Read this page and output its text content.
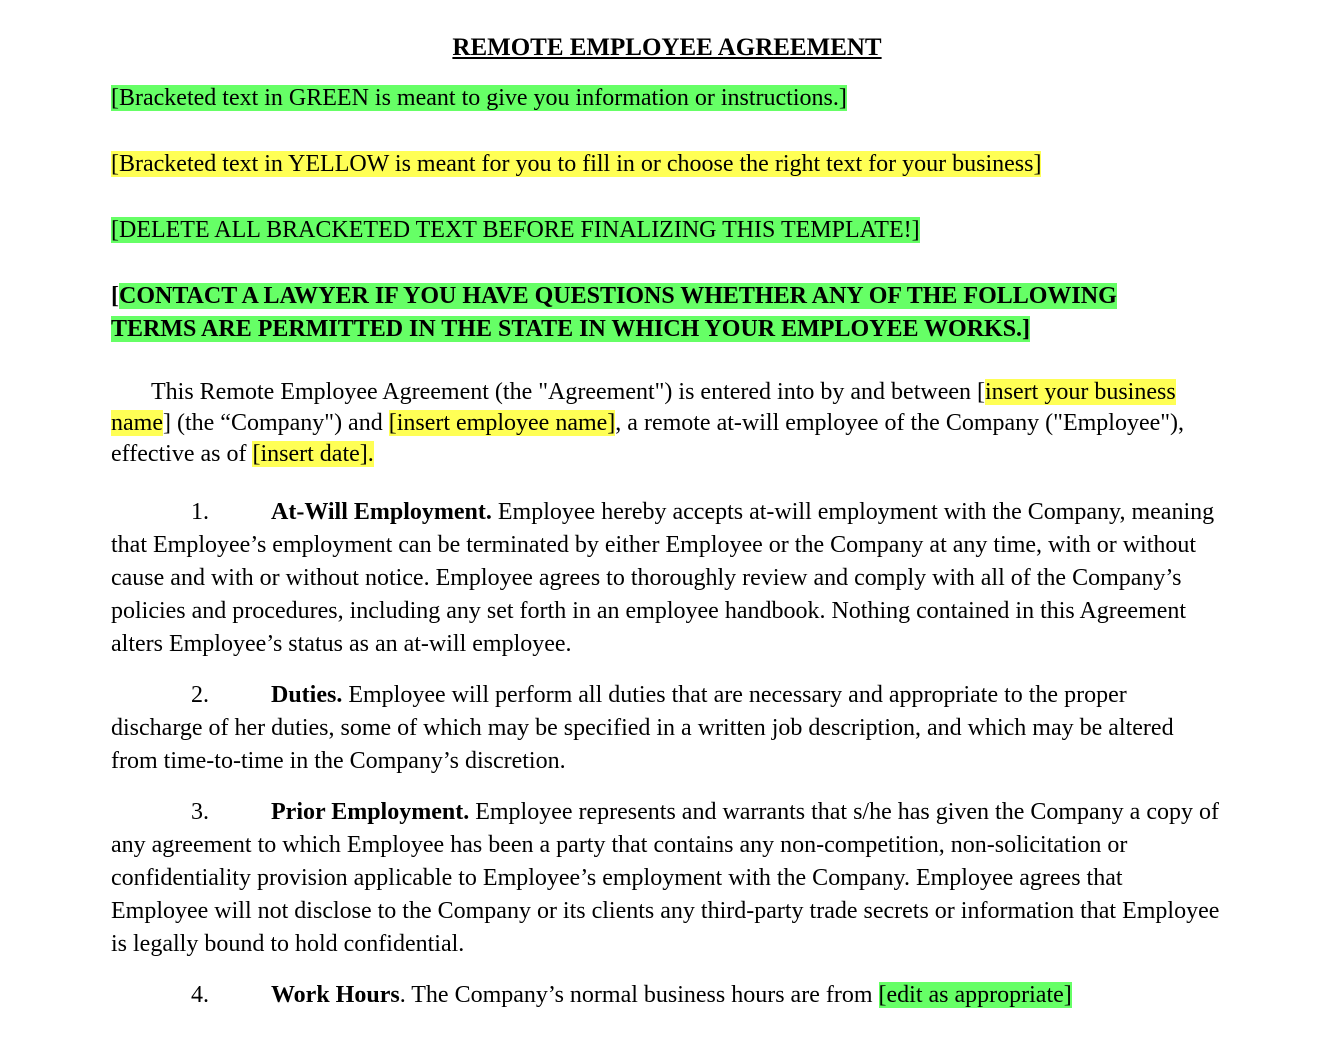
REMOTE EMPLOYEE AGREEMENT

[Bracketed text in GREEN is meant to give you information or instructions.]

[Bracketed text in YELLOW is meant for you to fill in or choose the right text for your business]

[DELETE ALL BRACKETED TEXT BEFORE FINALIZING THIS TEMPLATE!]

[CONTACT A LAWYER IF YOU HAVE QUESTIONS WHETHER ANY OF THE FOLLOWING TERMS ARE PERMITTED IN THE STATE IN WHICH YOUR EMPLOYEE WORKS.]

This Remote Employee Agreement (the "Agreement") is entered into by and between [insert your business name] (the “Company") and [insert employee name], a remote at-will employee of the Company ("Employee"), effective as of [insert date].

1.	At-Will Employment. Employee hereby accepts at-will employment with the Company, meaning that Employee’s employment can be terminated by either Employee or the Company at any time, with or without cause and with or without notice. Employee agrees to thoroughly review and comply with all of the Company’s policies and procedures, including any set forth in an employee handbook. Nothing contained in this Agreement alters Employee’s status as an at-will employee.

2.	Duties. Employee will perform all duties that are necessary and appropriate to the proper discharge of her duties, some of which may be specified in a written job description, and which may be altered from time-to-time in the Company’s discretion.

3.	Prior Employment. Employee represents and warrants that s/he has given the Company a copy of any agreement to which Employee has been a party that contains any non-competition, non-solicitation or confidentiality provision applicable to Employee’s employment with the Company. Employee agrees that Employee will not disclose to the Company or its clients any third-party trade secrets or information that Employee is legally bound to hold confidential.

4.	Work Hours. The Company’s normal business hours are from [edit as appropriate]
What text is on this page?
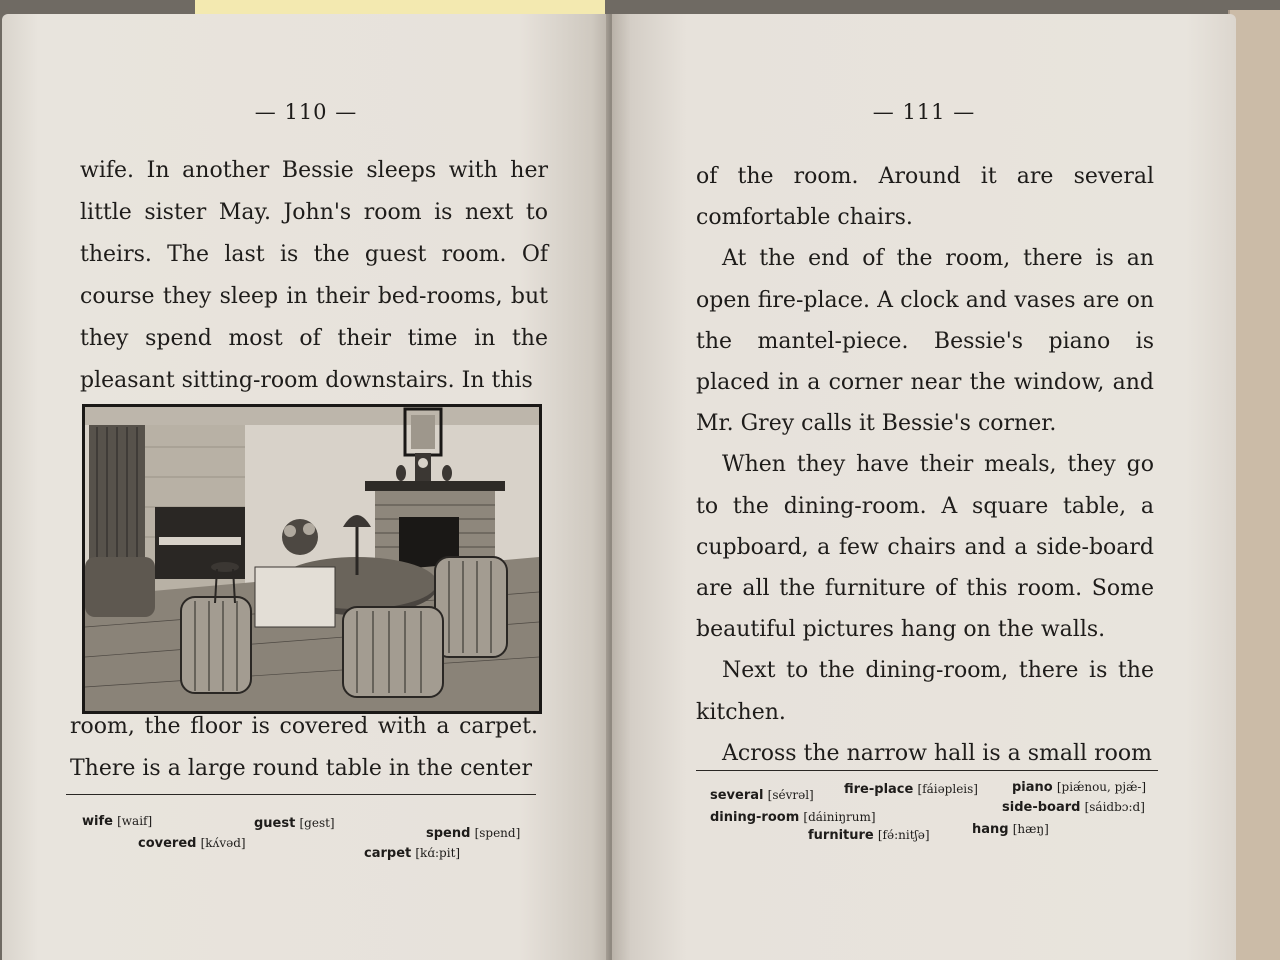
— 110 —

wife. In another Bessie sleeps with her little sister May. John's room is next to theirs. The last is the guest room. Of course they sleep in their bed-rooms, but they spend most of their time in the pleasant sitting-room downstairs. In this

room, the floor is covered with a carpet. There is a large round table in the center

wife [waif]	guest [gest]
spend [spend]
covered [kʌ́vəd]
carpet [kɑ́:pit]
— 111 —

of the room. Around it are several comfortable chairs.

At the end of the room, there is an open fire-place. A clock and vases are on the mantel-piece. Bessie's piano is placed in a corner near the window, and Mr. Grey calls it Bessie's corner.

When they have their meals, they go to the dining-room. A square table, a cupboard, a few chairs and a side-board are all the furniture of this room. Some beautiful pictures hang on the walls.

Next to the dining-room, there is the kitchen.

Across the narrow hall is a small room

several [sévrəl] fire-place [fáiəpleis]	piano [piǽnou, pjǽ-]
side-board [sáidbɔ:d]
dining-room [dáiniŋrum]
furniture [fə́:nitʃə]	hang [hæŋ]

§ **Requirements**:
Copy the entries above faithfully and omit every image.

§ **Final answer**:
Read this page and output its text content.
REMOTE EMPLOYEE AGREEMENT

[Bracketed text in GREEN is meant to give you information or instructions.]

[Bracketed text in YELLOW is meant for you to fill in or choose the right text for your business]

[DELETE ALL BRACKETED TEXT BEFORE FINALIZING THIS TEMPLATE!]

[CONTACT A LAWYER IF YOU HAVE QUESTIONS WHETHER ANY OF THE FOLLOWING TERMS ARE PERMITTED IN THE STATE IN WHICH YOUR EMPLOYEE WORKS.]

This Remote Employee Agreement (the "Agreement") is entered into by and between [insert your business name] (the “Company") and [insert employee name], a remote at-will employee of the Company ("Employee"), effective as of [insert date].

1.	At-Will Employment. Employee hereby accepts at-will employment with the Company, meaning that Employee’s employment can be terminated by either Employee or the Company at any time, with or without cause and with or without notice. Employee agrees to thoroughly review and comply with all of the Company’s policies and procedures, including any set forth in an employee handbook. Nothing contained in this Agreement alters Employee’s status as an at-will employee.

2.	Duties. Employee will perform all duties that are necessary and appropriate to the proper discharge of her duties, some of which may be specified in a written job description, and which may be altered from time-to-time in the Company’s discretion.

3.	Prior Employment. Employee represents and warrants that s/he has given the Company a copy of any agreement to which Employee has been a party that contains any non-competition, non-solicitation or confidentiality provision applicable to Employee’s employment with the Company. Employee agrees that Employee will not disclose to the Company or its clients any third-party trade secrets or information that Employee is legally bound to hold confidential.

4.	Work Hours. The Company’s normal business hours are from [edit as appropriate]
What text is on this page?
— 110 —

wife. In another Bessie sleeps with her little sister May. John's room is next to theirs. The last is the guest room. Of course they sleep in their bed-rooms, but they spend most of their time in the pleasant sitting-room downstairs. In this

room, the floor is covered with a carpet. There is a large round table in the center

wife [waif]	guest [gest]
spend [spend]
covered [kʌ́vəd]
carpet [kɑ́:pit]
— 111 —

of the room. Around it are several comfortable chairs.

At the end of the room, there is an open fire-place. A clock and vases are on the mantel-piece. Bessie's piano is placed in a corner near the window, and Mr. Grey calls it Bessie's corner.

When they have their meals, they go to the dining-room. A square table, a cupboard, a few chairs and a side-board are all the furniture of this room. Some beautiful pictures hang on the walls.

Next to the dining-room, there is the kitchen.

Across the narrow hall is a small room

several [sévrəl] fire-place [fáiəpleis]	piano [piǽnou, pjǽ-]
side-board [sáidbɔ:d]
dining-room [dáiniŋrum]
furniture [fə́:nitʃə]	hang [hæŋ]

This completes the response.